Dominaria has already begun to reshape Standard, even before it hits the streets in paper. On Magic Online, the metagame cycle is starting to churn once again, and the players from the blockbuster new set are doing their part to create the contours through which the Standard metagame will wind. At first blush, it’s not the most heartening scene.
Clearly, everyone and their brother knows that Llanowar Elves is the first pillar of the bold new Standard, singlehandedly pulling the clock back on the fundamental turn of the format and making opponents respect the early turns even more than before. Good mana acceleration is fundamentally unfair, and cards like this one increase the advantage of being on the play more than before. If you aren’t playing Llanowar Elves, you’d better have a great reason behind that choice.
And if that reason is Goblin Chainwhirler, you’d be well on your way to parsing the biggest shapers of the metagame. Chainwhirler Red is absolutely the premier deck for breaking the would-be stranglehold of Llanowar Elves on Standard, boasting numerous ways to kill the Elf to maintain parity alongside a quartet of this monster for mowing down small creatures for profit. A maindeckable mini-sweeper is going to change how decks are constructed simply through its existence, and the two conflicting pressures from these blue-chip cards in Dominaria will reverberate throughout every Standard event for the foreseeable future.

- [Information provided]
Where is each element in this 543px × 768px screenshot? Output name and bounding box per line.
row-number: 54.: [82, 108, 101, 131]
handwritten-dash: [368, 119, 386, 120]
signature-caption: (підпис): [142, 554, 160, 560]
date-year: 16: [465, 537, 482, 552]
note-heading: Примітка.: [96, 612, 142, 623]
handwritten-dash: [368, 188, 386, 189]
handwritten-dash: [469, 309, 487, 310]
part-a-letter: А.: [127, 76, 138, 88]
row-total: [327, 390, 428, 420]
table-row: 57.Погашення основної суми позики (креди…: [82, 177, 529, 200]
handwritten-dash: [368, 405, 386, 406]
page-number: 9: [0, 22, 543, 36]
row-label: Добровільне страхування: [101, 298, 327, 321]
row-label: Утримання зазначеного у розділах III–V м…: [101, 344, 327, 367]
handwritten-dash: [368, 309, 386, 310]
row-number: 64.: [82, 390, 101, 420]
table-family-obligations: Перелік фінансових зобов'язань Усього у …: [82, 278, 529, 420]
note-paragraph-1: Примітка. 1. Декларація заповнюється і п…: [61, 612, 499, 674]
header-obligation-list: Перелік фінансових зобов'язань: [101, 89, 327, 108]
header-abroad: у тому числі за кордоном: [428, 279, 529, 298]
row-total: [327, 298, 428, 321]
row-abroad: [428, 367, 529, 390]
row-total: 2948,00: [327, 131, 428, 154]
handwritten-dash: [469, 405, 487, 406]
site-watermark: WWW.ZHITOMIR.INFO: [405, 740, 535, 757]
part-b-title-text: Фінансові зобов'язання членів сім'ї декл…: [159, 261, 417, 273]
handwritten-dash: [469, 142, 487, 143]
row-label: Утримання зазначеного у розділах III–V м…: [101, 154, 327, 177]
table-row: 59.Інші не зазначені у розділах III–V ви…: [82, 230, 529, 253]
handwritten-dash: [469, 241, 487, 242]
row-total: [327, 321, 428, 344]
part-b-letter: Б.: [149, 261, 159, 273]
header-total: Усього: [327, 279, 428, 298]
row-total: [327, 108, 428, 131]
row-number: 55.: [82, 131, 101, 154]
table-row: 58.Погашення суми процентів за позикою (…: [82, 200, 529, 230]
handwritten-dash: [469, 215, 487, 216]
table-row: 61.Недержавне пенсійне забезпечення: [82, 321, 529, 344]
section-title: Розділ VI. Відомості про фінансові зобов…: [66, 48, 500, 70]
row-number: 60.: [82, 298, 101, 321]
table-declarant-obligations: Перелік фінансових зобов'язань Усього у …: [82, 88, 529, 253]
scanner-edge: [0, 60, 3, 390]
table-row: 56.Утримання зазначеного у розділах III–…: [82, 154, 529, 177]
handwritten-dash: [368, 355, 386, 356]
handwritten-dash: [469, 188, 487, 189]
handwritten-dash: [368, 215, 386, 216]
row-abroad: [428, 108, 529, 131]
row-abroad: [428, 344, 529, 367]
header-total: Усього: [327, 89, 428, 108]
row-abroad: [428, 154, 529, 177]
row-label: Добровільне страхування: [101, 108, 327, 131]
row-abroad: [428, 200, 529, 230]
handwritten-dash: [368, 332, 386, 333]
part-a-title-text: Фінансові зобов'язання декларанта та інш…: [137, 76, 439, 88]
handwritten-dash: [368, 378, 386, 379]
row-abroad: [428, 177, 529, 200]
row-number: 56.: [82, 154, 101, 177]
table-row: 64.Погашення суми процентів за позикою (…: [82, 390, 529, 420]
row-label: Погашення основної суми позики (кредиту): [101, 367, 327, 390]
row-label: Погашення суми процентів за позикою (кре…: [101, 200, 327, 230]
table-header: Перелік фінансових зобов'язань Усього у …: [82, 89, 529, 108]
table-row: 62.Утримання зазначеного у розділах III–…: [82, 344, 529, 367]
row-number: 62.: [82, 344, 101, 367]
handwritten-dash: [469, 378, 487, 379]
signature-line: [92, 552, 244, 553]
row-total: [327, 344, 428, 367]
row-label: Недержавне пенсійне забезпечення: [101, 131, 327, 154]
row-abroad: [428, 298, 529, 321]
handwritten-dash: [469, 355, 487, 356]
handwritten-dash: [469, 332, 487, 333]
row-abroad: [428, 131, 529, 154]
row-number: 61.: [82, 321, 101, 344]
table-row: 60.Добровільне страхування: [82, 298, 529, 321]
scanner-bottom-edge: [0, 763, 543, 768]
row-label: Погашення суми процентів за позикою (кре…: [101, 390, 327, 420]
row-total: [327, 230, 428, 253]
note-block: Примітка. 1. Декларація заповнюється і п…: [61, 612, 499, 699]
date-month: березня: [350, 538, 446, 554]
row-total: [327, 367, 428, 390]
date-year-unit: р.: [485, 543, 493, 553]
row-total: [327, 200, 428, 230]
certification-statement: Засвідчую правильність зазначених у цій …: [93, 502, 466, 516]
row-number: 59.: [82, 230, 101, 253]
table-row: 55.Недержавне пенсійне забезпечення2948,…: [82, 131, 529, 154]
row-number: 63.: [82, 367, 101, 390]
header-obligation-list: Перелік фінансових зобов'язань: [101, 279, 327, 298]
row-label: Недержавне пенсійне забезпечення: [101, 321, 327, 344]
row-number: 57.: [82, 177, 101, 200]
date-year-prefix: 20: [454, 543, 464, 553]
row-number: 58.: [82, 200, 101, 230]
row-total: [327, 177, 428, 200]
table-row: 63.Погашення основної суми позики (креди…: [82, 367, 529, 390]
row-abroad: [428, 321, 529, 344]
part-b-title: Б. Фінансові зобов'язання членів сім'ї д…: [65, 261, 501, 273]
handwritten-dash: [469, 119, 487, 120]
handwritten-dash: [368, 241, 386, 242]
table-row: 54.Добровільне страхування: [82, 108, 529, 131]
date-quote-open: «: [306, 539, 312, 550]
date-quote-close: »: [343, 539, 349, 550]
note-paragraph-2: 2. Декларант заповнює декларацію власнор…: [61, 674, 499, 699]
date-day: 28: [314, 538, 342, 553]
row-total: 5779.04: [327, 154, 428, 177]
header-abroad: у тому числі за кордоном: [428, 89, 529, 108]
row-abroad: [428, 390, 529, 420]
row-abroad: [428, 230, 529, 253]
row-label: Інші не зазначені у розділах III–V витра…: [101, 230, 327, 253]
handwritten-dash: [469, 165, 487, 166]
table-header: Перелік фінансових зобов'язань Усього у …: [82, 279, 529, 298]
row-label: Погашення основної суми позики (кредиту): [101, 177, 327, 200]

- [Requests]
**a.** Answer these from the article on Dominaria and Standard:
(i) On what platform is the metagame cycle already starting to churn?
(ii) Which card does the article call the first pillar of the new Standard?
(iii) How many copies of Goblin Chainwhirler does Chainwhirler Red carry?
**b.** Please write what comes next in the article on Dominaria and Standard, picking up after its final sentence.
The lines that come after the article on Dominaria and Standard are separate material, unrelated to it.

- [Outputs in order]
**a.**
(i) Magic Online
(ii) Llanowar Elves
(iii) Four (a quartet)

**b.**
Of course, most (but not all) two-deck metagames are exploitable, and one defined by aggressive red decks and aggressively slanted battlefield-filling green decks is vulnerable to the exact sort of deck in desperate need of a Hero to make it a contender. Teferi (alongside his greatest ally, Seal Away) is the Hero that Dominaria needs.
Now, numerous words have been written about Teferi by better players, but at five mana, there is a lot of competition for game-winning threats. Glorybringer and The Scarab God immediately come to mind, and both are likely to be supported by Llanowar Elves (in decks like Sultai Midrange, Sultai Gift, G/R Midrange, and G/R Gift). Where does Teferi slot in that makes him worth building around? Aside from the obvious U/W or Esper Control shells, where the planeswalker is an obvious target and the primary way of winning, there has to be something a little more innovative.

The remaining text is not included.